▶ [Your goal]: Go through the material below and copy each line where the word "JSON" appears.

Saved entries
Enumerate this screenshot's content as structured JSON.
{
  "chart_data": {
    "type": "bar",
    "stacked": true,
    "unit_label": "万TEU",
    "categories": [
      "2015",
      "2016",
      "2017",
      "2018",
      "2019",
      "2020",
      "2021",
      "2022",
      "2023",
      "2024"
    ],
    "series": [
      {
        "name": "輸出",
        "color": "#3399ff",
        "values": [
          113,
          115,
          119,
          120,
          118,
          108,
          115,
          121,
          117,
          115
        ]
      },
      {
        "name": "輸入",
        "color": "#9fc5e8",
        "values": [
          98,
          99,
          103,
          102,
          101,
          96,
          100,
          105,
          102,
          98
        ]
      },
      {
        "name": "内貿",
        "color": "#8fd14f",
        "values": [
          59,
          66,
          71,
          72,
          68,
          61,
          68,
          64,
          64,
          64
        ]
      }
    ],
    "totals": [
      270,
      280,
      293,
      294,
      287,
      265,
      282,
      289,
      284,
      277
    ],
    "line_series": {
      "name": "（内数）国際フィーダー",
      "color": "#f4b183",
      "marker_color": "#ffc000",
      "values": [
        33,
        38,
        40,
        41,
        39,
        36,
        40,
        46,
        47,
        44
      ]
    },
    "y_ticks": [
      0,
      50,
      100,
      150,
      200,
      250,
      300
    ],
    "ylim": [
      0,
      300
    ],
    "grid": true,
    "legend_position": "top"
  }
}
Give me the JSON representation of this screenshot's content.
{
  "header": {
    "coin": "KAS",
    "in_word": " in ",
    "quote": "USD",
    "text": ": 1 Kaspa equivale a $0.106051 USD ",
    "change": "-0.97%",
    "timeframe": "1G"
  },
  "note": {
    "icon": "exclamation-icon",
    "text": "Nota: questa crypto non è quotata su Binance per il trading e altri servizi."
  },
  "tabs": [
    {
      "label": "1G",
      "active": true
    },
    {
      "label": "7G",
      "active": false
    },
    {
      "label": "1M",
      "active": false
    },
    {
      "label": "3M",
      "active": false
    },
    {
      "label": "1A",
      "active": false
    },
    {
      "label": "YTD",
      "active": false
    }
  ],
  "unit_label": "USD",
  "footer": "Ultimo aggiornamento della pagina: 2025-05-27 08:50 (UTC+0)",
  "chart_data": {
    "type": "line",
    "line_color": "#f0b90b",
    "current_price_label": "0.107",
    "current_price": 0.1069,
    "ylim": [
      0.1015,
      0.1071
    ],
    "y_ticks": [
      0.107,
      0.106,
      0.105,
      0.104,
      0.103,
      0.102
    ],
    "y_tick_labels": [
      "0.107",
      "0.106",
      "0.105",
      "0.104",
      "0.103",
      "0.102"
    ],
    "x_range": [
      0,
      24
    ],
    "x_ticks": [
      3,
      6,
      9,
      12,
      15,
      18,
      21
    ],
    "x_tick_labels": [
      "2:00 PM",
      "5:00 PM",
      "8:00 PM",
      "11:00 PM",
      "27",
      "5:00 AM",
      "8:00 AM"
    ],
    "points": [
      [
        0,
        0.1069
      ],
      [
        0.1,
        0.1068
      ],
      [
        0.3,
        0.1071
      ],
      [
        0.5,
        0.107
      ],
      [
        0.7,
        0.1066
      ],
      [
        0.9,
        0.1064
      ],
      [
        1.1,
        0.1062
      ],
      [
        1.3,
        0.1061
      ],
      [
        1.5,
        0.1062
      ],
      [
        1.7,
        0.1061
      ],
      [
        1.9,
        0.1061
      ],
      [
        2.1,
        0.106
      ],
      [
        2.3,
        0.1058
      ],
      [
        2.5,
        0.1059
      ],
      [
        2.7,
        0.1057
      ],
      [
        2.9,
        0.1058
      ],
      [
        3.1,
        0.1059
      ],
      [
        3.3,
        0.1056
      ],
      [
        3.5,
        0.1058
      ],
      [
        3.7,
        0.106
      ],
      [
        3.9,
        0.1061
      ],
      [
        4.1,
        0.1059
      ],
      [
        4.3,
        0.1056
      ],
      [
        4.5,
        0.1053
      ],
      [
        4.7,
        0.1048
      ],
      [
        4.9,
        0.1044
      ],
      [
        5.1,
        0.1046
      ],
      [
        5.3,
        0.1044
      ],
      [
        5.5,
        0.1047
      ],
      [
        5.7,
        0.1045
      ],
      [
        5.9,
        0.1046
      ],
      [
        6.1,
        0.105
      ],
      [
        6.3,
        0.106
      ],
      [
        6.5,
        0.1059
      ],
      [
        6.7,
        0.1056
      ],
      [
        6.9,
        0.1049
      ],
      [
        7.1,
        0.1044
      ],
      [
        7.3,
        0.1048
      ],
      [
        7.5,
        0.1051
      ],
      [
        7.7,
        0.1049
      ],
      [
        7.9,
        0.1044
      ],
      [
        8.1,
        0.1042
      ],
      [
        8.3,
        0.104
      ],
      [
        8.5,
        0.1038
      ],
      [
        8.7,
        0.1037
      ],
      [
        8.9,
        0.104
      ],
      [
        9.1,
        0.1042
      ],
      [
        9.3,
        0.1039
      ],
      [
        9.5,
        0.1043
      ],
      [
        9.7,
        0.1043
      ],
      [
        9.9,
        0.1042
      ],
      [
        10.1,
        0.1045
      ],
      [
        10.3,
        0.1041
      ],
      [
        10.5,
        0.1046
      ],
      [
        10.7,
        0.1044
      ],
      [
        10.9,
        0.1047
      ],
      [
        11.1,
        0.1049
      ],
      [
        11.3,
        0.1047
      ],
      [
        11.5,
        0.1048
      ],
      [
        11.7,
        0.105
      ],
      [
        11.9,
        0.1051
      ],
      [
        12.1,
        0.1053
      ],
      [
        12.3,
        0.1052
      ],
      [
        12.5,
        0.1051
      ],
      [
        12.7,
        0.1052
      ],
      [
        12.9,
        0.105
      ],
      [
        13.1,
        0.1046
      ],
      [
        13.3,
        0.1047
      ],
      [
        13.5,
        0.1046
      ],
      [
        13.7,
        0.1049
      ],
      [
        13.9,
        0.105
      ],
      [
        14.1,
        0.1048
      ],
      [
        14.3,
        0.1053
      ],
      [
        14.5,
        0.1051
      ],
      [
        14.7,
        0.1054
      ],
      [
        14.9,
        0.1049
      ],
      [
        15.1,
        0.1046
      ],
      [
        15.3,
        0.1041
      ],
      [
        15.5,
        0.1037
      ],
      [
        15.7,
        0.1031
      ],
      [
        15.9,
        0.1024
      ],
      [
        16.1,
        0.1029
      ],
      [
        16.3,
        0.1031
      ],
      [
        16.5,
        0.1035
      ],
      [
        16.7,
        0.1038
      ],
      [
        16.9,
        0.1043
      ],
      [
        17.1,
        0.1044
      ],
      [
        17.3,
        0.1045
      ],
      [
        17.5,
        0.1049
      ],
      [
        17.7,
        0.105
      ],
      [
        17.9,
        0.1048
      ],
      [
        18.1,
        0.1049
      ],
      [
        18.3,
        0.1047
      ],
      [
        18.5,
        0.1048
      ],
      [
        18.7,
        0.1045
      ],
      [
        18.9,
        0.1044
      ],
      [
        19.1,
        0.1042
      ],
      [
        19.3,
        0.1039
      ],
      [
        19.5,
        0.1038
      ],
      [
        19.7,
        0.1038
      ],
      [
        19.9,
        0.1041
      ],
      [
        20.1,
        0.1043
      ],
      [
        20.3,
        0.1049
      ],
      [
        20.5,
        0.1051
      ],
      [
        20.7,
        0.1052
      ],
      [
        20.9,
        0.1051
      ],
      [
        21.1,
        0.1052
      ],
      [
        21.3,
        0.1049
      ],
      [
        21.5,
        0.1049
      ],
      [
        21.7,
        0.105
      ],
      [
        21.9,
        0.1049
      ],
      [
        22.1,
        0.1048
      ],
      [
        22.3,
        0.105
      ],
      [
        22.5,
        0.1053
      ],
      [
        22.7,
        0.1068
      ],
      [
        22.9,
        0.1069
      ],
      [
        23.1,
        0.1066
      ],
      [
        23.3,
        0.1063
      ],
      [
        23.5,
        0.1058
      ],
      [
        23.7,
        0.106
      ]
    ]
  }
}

▶ [Correct result]:
Enumerate this screenshot's content as structured JSON.
Give me the JSON representation of this screenshot's content.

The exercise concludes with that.